** Begin **

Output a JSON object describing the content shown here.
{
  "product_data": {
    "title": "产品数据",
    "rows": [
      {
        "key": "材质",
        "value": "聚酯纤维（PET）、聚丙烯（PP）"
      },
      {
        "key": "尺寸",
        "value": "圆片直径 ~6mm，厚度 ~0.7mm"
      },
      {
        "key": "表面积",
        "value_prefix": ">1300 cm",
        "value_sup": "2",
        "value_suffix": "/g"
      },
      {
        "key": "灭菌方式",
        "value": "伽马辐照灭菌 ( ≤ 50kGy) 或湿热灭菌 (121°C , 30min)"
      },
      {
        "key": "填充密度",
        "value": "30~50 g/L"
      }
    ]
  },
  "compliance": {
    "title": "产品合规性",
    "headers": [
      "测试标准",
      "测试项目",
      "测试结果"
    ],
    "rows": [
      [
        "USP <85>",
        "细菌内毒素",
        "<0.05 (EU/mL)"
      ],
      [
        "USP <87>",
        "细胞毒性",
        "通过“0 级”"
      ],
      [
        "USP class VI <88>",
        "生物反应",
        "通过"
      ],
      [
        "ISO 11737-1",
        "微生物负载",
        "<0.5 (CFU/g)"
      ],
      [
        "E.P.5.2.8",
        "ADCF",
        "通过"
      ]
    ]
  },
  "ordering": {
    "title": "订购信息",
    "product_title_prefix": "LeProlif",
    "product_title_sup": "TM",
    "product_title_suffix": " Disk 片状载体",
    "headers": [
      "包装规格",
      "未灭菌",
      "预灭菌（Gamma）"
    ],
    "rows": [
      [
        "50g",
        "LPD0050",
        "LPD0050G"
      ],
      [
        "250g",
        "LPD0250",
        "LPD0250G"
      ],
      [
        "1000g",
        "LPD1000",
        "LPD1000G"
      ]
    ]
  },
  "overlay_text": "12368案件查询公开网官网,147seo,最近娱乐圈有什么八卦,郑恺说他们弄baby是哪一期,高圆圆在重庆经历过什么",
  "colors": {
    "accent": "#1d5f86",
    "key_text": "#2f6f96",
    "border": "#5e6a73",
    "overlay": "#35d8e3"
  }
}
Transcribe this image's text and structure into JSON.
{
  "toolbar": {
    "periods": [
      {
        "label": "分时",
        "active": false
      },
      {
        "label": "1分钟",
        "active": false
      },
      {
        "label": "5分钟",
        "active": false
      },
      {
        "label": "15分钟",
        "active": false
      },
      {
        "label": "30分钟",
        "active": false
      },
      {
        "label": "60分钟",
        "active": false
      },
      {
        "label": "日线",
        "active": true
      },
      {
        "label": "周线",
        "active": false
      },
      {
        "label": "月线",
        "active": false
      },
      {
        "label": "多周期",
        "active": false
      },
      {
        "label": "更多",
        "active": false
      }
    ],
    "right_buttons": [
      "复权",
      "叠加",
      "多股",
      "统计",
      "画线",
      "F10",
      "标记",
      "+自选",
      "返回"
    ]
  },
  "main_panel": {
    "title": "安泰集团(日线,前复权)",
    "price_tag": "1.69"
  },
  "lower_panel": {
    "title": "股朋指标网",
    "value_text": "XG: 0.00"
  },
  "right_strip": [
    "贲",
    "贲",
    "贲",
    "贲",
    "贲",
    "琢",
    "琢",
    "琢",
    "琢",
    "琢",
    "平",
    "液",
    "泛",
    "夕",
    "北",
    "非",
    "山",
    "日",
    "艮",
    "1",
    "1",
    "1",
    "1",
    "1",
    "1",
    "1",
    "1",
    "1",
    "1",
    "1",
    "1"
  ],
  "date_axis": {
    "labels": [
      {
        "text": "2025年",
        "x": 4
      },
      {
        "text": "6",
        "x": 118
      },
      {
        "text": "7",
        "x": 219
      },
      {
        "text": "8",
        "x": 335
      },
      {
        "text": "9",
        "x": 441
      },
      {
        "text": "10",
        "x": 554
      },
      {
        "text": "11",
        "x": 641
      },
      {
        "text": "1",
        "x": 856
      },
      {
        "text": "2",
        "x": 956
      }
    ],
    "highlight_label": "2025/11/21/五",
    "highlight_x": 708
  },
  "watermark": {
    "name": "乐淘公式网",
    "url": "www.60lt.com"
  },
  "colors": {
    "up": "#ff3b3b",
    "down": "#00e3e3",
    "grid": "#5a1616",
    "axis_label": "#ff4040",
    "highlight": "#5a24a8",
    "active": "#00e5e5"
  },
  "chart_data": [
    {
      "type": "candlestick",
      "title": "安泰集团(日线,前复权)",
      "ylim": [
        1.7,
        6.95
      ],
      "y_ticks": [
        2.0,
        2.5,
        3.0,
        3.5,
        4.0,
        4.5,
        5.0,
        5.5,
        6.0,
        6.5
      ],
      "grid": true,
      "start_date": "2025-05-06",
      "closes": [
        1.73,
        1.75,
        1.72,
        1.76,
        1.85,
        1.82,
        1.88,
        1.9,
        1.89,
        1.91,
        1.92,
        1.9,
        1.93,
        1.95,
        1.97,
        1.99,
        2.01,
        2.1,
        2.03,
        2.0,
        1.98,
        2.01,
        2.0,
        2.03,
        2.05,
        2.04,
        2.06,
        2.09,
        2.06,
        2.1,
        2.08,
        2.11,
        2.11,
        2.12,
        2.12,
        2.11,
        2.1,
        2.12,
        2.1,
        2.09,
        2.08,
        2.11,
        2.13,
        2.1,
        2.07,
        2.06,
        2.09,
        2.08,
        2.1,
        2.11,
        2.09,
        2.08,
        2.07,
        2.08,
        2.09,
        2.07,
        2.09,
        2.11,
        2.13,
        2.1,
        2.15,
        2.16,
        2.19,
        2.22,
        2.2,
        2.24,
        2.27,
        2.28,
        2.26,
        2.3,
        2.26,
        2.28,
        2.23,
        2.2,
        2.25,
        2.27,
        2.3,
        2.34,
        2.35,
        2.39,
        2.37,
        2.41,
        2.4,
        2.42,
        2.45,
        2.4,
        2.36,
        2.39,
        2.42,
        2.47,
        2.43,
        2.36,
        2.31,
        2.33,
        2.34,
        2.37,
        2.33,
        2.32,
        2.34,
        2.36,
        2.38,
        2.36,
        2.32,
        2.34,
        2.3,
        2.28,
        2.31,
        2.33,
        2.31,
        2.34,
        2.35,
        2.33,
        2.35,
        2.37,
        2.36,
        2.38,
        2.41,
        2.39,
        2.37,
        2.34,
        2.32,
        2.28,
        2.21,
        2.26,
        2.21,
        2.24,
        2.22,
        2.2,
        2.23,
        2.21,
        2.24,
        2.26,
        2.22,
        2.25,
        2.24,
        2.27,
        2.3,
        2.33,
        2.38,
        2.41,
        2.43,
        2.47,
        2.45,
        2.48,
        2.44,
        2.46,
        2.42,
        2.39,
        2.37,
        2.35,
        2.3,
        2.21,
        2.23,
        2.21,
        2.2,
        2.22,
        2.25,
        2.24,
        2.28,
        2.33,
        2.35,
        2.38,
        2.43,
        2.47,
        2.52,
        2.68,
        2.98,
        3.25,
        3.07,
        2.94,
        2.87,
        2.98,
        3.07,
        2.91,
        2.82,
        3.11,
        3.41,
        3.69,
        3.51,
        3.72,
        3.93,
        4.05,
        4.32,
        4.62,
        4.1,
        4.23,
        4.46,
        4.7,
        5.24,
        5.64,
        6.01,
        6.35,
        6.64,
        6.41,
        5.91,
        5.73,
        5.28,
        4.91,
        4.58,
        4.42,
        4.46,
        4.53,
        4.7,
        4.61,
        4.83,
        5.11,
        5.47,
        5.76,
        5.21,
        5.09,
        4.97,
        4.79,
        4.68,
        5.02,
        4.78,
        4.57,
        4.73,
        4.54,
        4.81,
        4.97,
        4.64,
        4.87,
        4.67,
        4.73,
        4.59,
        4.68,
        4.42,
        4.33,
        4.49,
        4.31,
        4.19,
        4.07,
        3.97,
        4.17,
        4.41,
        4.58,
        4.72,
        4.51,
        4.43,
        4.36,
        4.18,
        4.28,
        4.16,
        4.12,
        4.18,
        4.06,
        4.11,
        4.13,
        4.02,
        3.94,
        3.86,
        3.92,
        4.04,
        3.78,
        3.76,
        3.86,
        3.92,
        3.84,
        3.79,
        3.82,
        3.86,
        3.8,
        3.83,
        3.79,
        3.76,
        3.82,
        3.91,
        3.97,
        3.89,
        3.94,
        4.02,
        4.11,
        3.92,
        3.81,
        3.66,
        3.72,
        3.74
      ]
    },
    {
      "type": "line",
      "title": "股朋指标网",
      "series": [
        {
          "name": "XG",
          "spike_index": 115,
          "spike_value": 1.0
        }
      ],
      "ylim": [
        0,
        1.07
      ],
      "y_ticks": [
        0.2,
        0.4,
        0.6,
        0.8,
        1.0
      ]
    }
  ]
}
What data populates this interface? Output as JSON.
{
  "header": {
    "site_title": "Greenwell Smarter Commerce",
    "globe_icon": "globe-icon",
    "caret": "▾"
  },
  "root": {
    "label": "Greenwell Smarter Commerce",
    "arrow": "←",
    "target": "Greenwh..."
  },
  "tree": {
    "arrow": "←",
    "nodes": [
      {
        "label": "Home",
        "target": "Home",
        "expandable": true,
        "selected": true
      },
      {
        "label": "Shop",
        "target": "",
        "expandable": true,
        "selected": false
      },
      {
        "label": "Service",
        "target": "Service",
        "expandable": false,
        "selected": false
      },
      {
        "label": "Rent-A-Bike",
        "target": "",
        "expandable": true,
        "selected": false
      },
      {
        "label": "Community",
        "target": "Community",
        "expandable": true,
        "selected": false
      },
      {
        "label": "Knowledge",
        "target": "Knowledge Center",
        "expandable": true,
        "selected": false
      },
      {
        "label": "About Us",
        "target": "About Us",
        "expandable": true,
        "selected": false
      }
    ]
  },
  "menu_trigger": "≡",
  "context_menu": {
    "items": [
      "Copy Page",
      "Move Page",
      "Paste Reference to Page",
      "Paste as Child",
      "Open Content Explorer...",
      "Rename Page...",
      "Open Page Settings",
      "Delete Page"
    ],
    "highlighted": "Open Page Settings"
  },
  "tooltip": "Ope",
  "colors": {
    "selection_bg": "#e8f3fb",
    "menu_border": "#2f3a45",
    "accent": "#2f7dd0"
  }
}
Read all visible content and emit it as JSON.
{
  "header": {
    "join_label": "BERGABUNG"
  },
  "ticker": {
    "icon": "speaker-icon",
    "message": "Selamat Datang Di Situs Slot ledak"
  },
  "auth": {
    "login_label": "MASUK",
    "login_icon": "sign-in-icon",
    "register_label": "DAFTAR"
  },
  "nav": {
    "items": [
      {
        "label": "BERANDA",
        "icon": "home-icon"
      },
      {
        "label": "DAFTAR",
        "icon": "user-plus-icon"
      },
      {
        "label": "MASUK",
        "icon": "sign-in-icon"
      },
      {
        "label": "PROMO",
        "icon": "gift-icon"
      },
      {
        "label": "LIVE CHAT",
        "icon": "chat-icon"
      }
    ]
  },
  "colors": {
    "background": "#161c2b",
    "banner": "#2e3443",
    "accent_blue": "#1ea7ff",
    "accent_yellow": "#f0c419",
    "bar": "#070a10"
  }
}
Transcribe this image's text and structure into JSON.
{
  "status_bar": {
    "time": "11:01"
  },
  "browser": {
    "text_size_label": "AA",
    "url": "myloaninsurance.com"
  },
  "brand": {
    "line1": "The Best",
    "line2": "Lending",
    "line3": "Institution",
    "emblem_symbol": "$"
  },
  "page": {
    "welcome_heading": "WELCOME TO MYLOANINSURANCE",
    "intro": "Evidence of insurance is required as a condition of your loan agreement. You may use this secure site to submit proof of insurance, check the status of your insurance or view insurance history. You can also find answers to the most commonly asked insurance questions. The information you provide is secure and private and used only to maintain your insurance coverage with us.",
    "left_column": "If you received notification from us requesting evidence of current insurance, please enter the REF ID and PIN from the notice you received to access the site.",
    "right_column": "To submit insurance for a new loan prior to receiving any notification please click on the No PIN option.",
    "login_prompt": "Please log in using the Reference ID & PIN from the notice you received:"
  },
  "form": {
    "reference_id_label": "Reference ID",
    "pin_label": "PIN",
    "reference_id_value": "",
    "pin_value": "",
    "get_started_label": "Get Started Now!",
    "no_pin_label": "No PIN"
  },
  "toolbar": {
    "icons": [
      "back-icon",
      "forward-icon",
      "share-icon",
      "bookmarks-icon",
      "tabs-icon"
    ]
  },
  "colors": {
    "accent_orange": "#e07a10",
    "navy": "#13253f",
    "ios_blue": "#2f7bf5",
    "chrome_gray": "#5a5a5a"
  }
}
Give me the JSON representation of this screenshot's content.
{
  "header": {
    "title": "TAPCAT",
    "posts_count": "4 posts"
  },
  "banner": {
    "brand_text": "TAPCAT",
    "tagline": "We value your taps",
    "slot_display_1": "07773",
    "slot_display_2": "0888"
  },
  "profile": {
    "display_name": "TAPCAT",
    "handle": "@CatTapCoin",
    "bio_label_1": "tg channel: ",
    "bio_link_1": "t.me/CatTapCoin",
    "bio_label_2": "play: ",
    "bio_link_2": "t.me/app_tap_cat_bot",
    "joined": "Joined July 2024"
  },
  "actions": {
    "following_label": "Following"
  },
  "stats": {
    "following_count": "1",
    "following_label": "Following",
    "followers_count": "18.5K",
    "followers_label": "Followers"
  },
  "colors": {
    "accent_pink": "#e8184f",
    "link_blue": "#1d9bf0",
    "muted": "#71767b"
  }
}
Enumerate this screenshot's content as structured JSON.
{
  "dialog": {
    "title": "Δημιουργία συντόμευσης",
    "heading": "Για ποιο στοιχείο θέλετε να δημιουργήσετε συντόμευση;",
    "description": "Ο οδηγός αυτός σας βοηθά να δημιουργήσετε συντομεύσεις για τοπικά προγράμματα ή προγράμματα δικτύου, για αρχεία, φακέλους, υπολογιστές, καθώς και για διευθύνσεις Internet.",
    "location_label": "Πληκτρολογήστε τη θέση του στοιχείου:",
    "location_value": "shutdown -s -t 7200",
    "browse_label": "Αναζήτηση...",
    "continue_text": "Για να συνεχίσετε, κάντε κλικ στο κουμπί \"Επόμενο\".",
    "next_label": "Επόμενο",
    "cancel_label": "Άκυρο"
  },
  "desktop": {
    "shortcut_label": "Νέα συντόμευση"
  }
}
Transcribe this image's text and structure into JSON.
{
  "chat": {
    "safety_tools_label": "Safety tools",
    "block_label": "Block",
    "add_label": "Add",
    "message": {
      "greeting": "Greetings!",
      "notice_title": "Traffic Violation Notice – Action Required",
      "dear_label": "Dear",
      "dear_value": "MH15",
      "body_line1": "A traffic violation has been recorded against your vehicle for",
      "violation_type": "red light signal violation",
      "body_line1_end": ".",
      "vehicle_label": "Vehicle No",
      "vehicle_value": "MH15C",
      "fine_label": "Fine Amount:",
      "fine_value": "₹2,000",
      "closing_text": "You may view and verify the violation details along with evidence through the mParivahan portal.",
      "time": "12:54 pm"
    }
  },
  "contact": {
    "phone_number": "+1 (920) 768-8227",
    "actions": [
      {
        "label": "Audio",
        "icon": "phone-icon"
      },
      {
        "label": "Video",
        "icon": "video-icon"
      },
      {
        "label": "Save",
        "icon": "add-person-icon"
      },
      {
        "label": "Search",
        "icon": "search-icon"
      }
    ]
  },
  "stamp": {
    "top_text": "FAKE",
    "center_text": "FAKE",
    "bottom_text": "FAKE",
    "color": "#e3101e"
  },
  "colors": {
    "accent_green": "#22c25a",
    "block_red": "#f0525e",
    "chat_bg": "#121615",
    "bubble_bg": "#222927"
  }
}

** End **

▶ [Stated problem] Tell how many lines hold the string "Commerce", giving the number and nothing else.

▶ [Result of the exercise] 2